▶ [Direction] Repeat the records word for word, excluding any picture.

▶ [The data]
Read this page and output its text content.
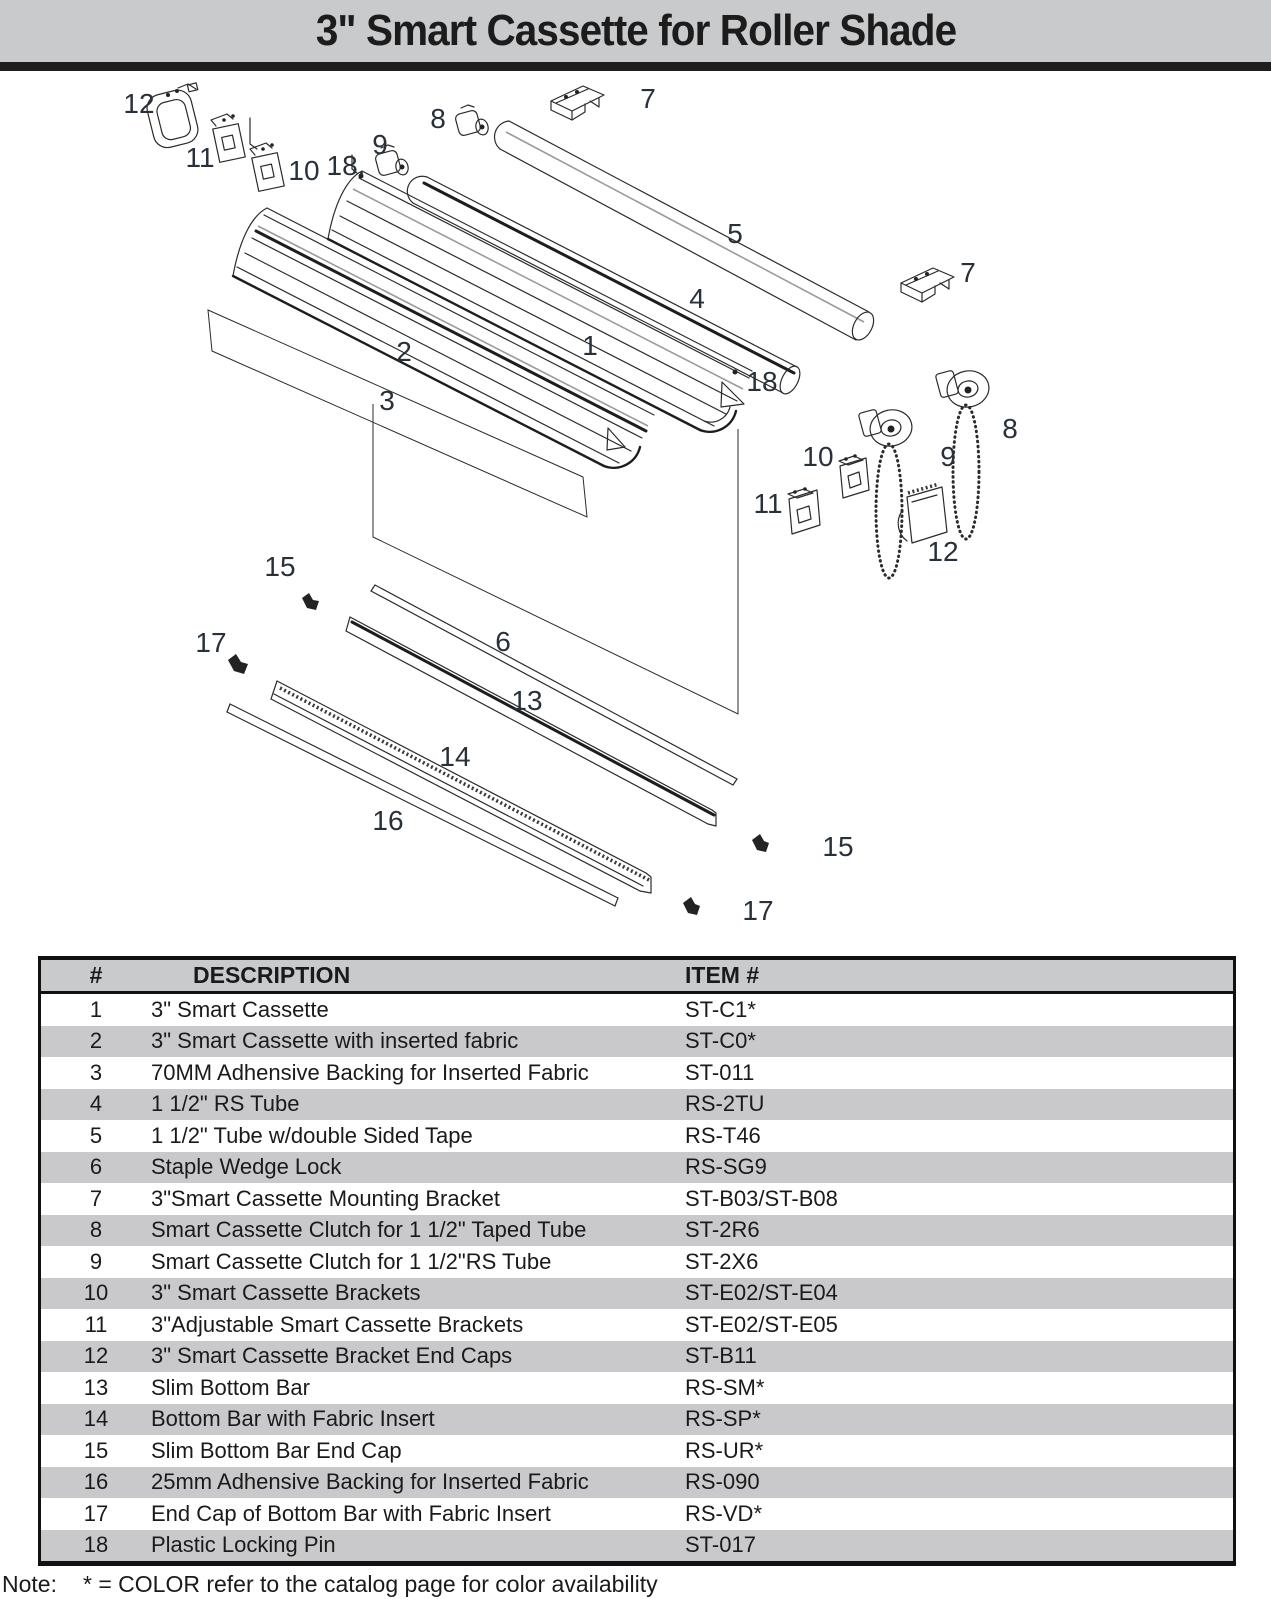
3" Smart Cassette for Roller Shade
12
11	10 18.
9
8
7
5
4
1
2
3
18
7
8
9
10
11
12
15
17	6
13
14
16
15
17
#	DESCRIPTION	ITEM #
1	3" Smart Cassette	ST-C1*
2	3" Smart Cassette with inserted fabric	ST-C0*
3	70MM Adhensive Backing for Inserted Fabric	ST-011
4	1 1/2" RS Tube	RS-2TU
5	1 1/2" Tube w/double Sided Tape	RS-T46
6	Staple Wedge Lock	RS-SG9
7	3"Smart Cassette Mounting Bracket	ST-B03/ST-B08
8	Smart Cassette Clutch for 1 1/2" Taped Tube	ST-2R6
9	Smart Cassette Clutch for 1 1/2"RS Tube	ST-2X6
10	3" Smart Cassette Brackets	ST-E02/ST-E04
11	3"Adjustable Smart Cassette Brackets	ST-E02/ST-E05
12	3" Smart Cassette Bracket End Caps	ST-B11
13	Slim Bottom Bar	RS-SM*
14	Bottom Bar with Fabric Insert	RS-SP*
15	Slim Bottom Bar End Cap	RS-UR*
16	25mm Adhensive Backing for Inserted Fabric	RS-090
17	End Cap of Bottom Bar with Fabric Insert	RS-VD*
18	Plastic Locking Pin	ST-017
Note: * = COLOR refer to the catalog page for color availability
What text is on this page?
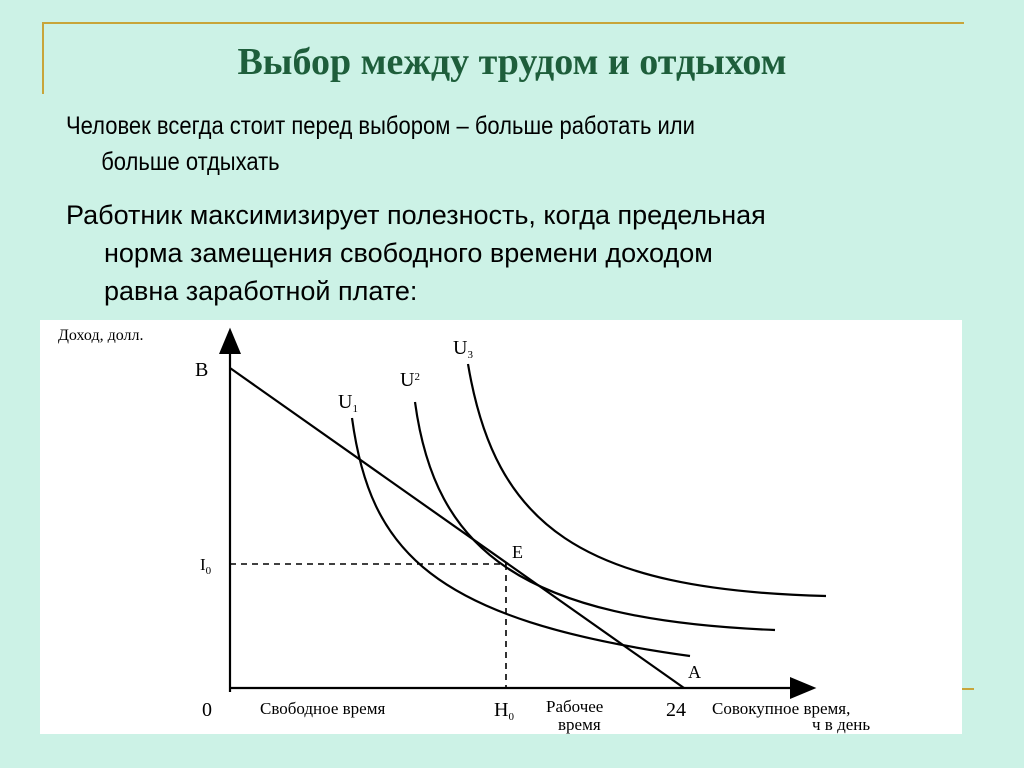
Выбор между трудом и отдыхом
Человек всегда стоит перед выбором – больше работать или
больше отдыхать
Работник максимизирует полезность, когда предельная
норма замещения свободного времени доходом
равна заработной плате:
Доход, долл.
B
A
E
$I_0$
$U_1$
$U^2$
$U_3$
0	Свободное время	$H_0$
Рабочее
время
24 Совокупное время,
ч в день
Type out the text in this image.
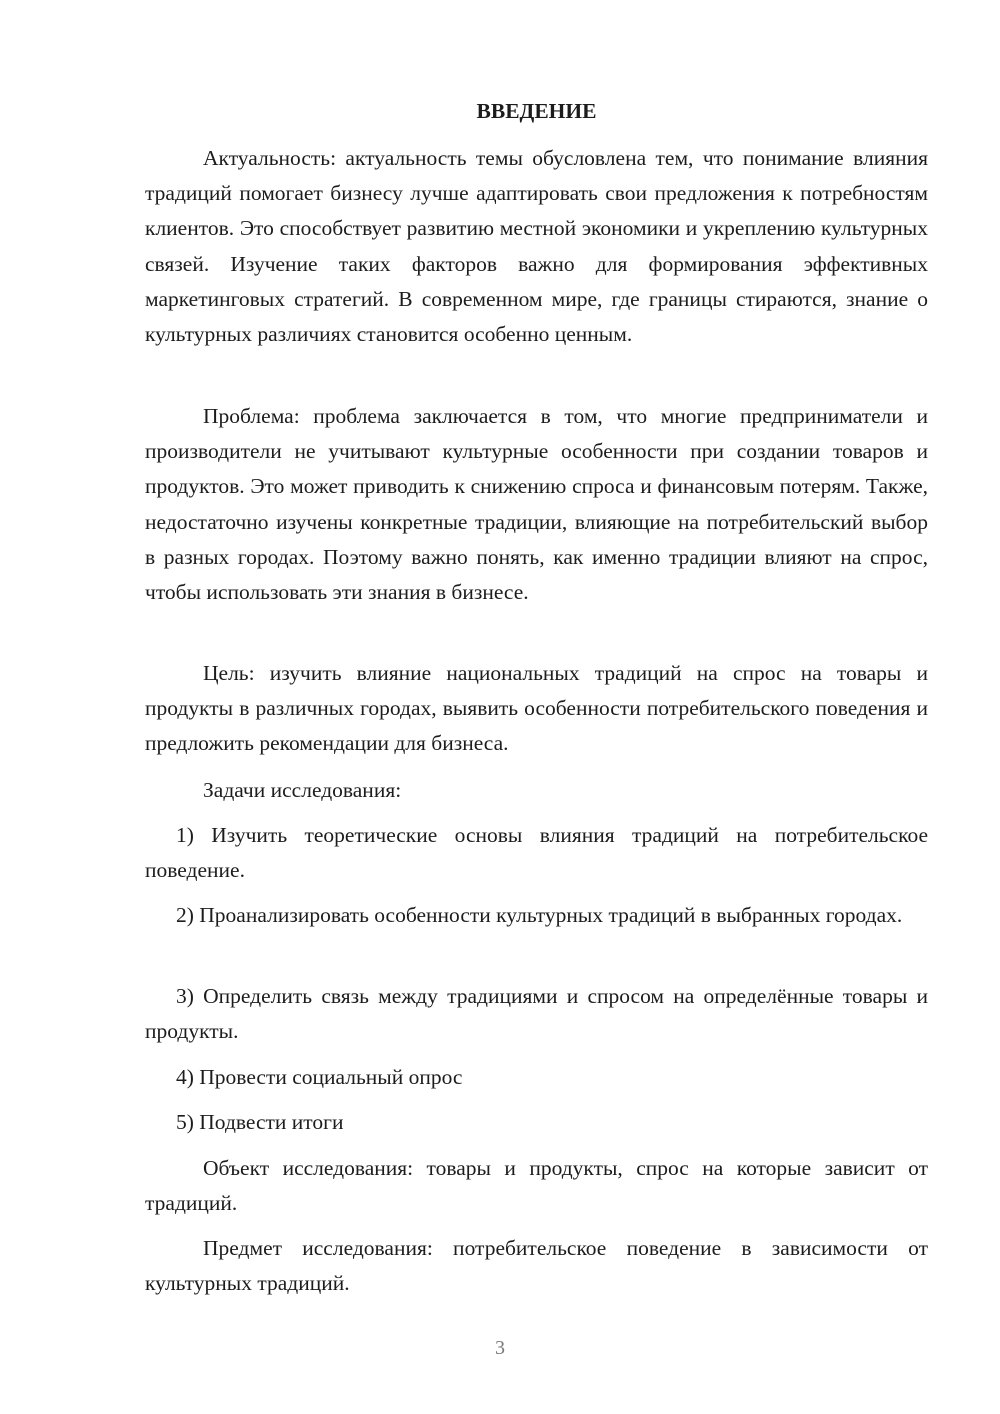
ВВЕДЕНИЕ

Актуальность: актуальность темы обусловлена тем, что понимание влияния традиций помогает бизнесу лучше адаптировать свои предложения к потребностям клиентов. Это способствует развитию местной экономики и укреплению культурных связей. Изучение таких факторов важно для формирования эффективных маркетинговых стратегий. В современном мире, где границы стираются, знание о культурных различиях становится особенно ценным.

Проблема: проблема заключается в том, что многие предприниматели и производители не учитывают культурные особенности при создании товаров и продуктов. Это может приводить к снижению спроса и финансовым потерям. Также, недостаточно изучены конкретные традиции, влияющие на потребительский выбор в разных городах. Поэтому важно понять, как именно традиции влияют на спрос, чтобы использовать эти знания в бизнесе.

Цель: изучить влияние национальных традиций на спрос на товары и продукты в различных городах, выявить особенности потребительского поведения и предложить рекомендации для бизнеса.

Задачи исследования:

1) Изучить теоретические основы влияния традиций на потребительское поведение.

2) Проанализировать особенности культурных традиций в выбранных городах.

3) Определить связь между традициями и спросом на определённые товары и продукты.

4) Провести социальный опрос

5) Подвести итоги

Объект исследования: товары и продукты, спрос на которые зависит от традиций.

Предмет исследования: потребительское поведение в зависимости от культурных традиций.

3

▶ [Result for this task]
Read this page and output its text content.
3" Smart Cassette for Roller Shade
12
11	10 18.
9
8
7
5
4
1
2
3
18
7
8
9
10
11
12
15
17	6
13
14
16
15
17
#	DESCRIPTION	ITEM #
1	3" Smart Cassette	ST-C1*
2	3" Smart Cassette with inserted fabric	ST-C0*
3	70MM Adhensive Backing for Inserted Fabric	ST-011
4	1 1/2" RS Tube	RS-2TU
5	1 1/2" Tube w/double Sided Tape	RS-T46
6	Staple Wedge Lock	RS-SG9
7	3"Smart Cassette Mounting Bracket	ST-B03/ST-B08
8	Smart Cassette Clutch for 1 1/2" Taped Tube	ST-2R6
9	Smart Cassette Clutch for 1 1/2"RS Tube	ST-2X6
10	3" Smart Cassette Brackets	ST-E02/ST-E04
11	3"Adjustable Smart Cassette Brackets	ST-E02/ST-E05
12	3" Smart Cassette Bracket End Caps	ST-B11
13	Slim Bottom Bar	RS-SM*
14	Bottom Bar with Fabric Insert	RS-SP*
15	Slim Bottom Bar End Cap	RS-UR*
16	25mm Adhensive Backing for Inserted Fabric	RS-090
17	End Cap of Bottom Bar with Fabric Insert	RS-VD*
18	Plastic Locking Pin	ST-017
Note: * = COLOR refer to the catalog page for color availability
What text is on this page?
Выбор между трудом и отдыхом
Человек всегда стоит перед выбором – больше работать или
больше отдыхать
Работник максимизирует полезность, когда предельная
норма замещения свободного времени доходом
равна заработной плате:
Доход, долл.
B
A
E
$I_0$
$U_1$
$U^2$
$U_3$
0	Свободное время	$H_0$
Рабочее
время
24 Совокупное время,
ч в день
Type out the text in this image.
ВВЕДЕНИЕ

Актуальность: актуальность темы обусловлена тем, что понимание влияния традиций помогает бизнесу лучше адаптировать свои предложения к потребностям клиентов. Это способствует развитию местной экономики и укреплению культурных связей. Изучение таких факторов важно для формирования эффективных маркетинговых стратегий. В современном мире, где границы стираются, знание о культурных различиях становится особенно ценным.

Проблема: проблема заключается в том, что многие предприниматели и производители не учитывают культурные особенности при создании товаров и продуктов. Это может приводить к снижению спроса и финансовым потерям. Также, недостаточно изучены конкретные традиции, влияющие на потребительский выбор в разных городах. Поэтому важно понять, как именно традиции влияют на спрос, чтобы использовать эти знания в бизнесе.

Цель: изучить влияние национальных традиций на спрос на товары и продукты в различных городах, выявить особенности потребительского поведения и предложить рекомендации для бизнеса.

Задачи исследования:

1) Изучить теоретические основы влияния традиций на потребительское поведение.

2) Проанализировать особенности культурных традиций в выбранных городах.

3) Определить связь между традициями и спросом на определённые товары и продукты.

4) Провести социальный опрос

5) Подвести итоги

Объект исследования: товары и продукты, спрос на которые зависит от традиций.

Предмет исследования: потребительское поведение в зависимости от культурных традиций.

3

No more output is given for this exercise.